— Start of Supplied material —

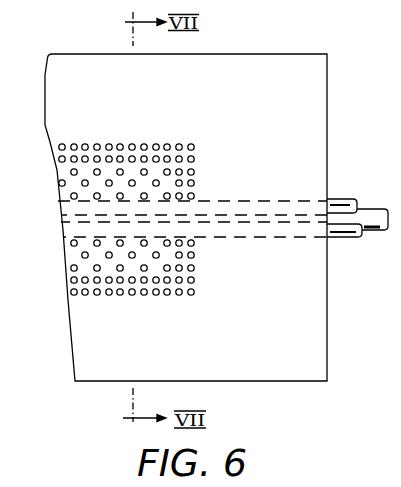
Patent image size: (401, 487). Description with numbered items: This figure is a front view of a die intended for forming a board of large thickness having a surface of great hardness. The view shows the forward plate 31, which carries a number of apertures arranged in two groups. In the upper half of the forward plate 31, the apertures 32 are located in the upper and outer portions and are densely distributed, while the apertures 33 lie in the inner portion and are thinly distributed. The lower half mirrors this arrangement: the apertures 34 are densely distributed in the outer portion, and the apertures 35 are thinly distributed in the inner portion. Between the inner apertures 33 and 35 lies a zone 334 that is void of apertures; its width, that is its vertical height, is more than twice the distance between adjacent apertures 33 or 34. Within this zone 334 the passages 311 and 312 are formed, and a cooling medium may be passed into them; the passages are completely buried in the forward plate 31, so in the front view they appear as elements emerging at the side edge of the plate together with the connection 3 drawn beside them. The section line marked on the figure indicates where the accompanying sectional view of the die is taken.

The connector 3 is at (392, 250).
The forward plate 31 is at (308, 84).
The passage 311 is at (340, 204).
The passage 312 is at (347, 238).
The apertures 32 is at (192, 169).
The apertures 33 is at (94, 197).
The zone void of apertures 334 is at (171, 209).
The apertures 34 is at (193, 258).
The apertures 35 is at (94, 268).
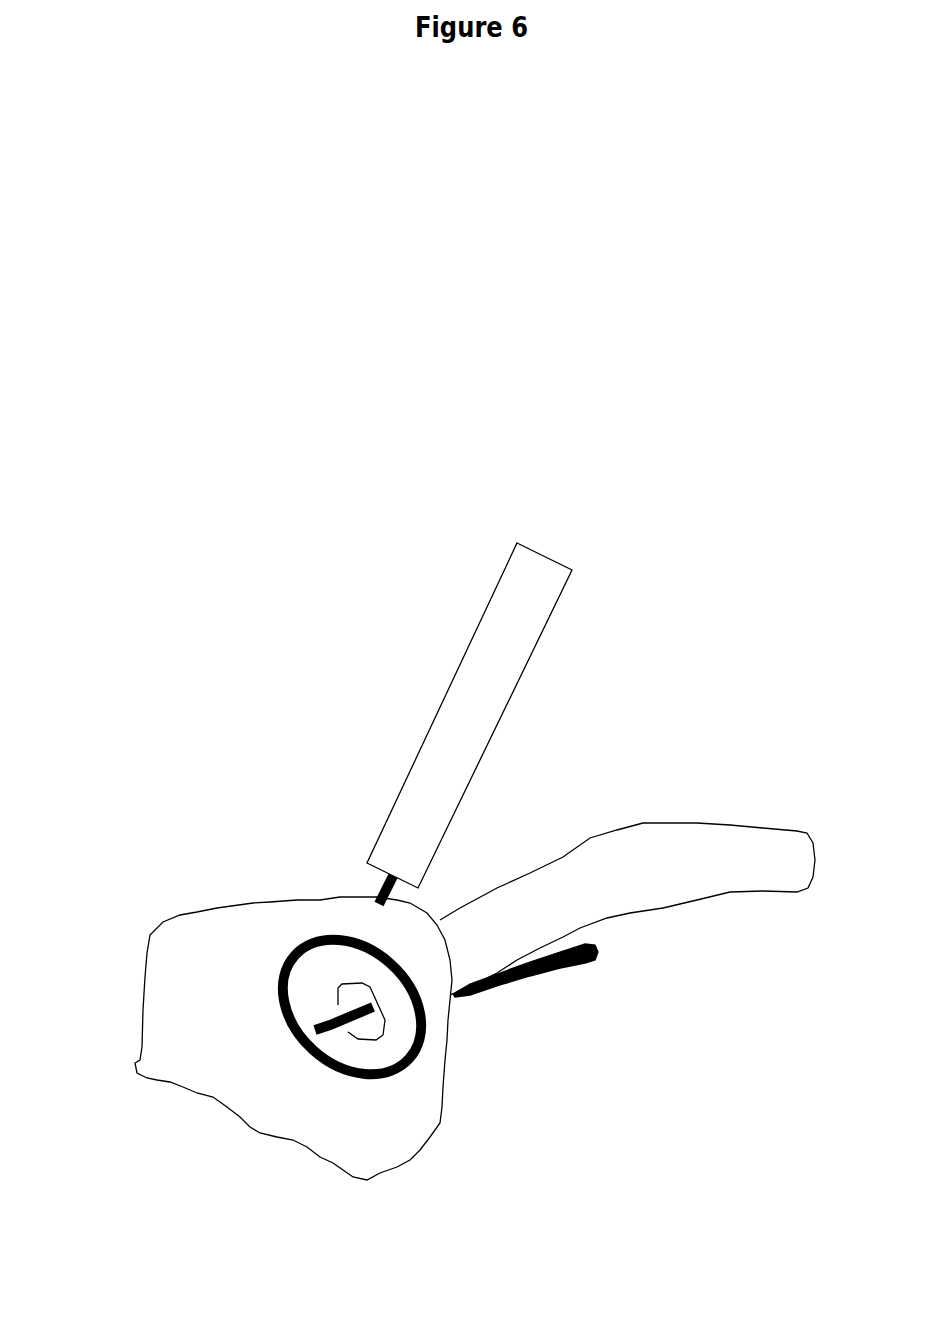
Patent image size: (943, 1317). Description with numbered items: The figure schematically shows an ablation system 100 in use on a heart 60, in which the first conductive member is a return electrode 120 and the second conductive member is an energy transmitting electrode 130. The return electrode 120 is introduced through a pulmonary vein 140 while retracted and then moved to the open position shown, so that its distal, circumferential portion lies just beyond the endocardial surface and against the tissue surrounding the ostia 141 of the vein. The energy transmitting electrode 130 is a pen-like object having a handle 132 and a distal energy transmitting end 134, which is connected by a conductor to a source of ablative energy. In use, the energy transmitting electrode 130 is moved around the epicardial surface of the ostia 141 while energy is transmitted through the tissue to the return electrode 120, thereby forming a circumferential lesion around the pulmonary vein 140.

The system 100 is at (148, 266).
The heart 60 is at (180, 950).
The ostia 141 is at (380, 1022).
The energy transmitting electrode 130 is at (412, 668).
The handle 132 is at (523, 602).
The distal energy transmitting end 134 is at (378, 900).
The pulmonary vein 140 is at (747, 847).
The return electrode 120 is at (568, 985).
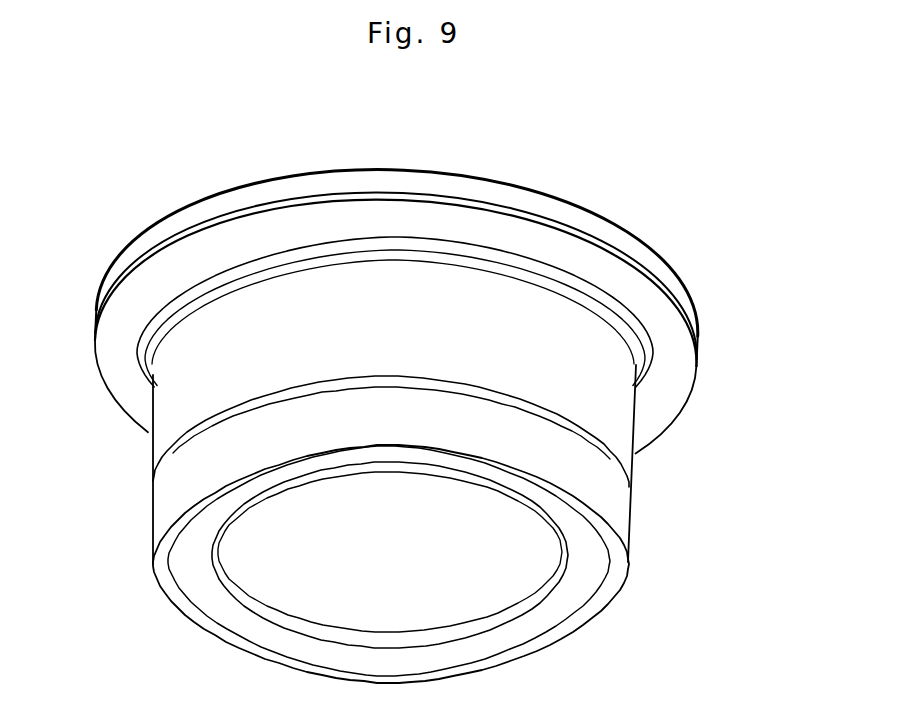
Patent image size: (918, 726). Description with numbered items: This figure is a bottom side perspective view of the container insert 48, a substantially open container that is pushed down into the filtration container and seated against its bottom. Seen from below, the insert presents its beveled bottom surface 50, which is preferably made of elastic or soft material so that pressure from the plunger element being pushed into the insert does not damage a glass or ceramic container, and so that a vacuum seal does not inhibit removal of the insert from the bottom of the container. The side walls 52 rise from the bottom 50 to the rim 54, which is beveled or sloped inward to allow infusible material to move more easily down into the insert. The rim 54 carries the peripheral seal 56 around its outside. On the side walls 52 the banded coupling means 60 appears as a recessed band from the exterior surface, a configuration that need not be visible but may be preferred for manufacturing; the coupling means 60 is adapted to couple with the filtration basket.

The container insert 48 is at (607, 146).
The bottom 50 is at (218, 610).
The side walls 52 is at (153, 438).
The rim 54 is at (647, 358).
The peripheral sealing means 56 is at (680, 283).
The coupling means 60 is at (628, 483).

— End of Supplied material —

§ Your instructions:
Rewrite the stretch from the line containing "Patent image size: (918, 726)." through the end of the material, changing "substantially open" to "largely open" and leaving everything else as it is.

§ Solution to the exercise:
Patent image size: (918, 726). Description with numbered items: This figure is a bottom side perspective view of the container insert 48, a largely open container that is pushed down into the filtration container and seated against its bottom. Seen from below, the insert presents its beveled bottom surface 50, which is preferably made of elastic or soft material so that pressure from the plunger element being pushed into the insert does not damage a glass or ceramic container, and so that a vacuum seal does not inhibit removal of the insert from the bottom of the container. The side walls 52 rise from the bottom 50 to the rim 54, which is beveled or sloped inward to allow infusible material to move more easily down into the insert. The rim 54 carries the peripheral seal 56 around its outside. On the side walls 52 the banded coupling means 60 appears as a recessed band from the exterior surface, a configuration that need not be visible but may be preferred for manufacturing; the coupling means 60 is adapted to couple with the filtration basket.

The container insert 48 is at (607, 146).
The bottom 50 is at (218, 610).
The side walls 52 is at (153, 438).
The rim 54 is at (647, 358).
The peripheral sealing means 56 is at (680, 283).
The coupling means 60 is at (628, 483).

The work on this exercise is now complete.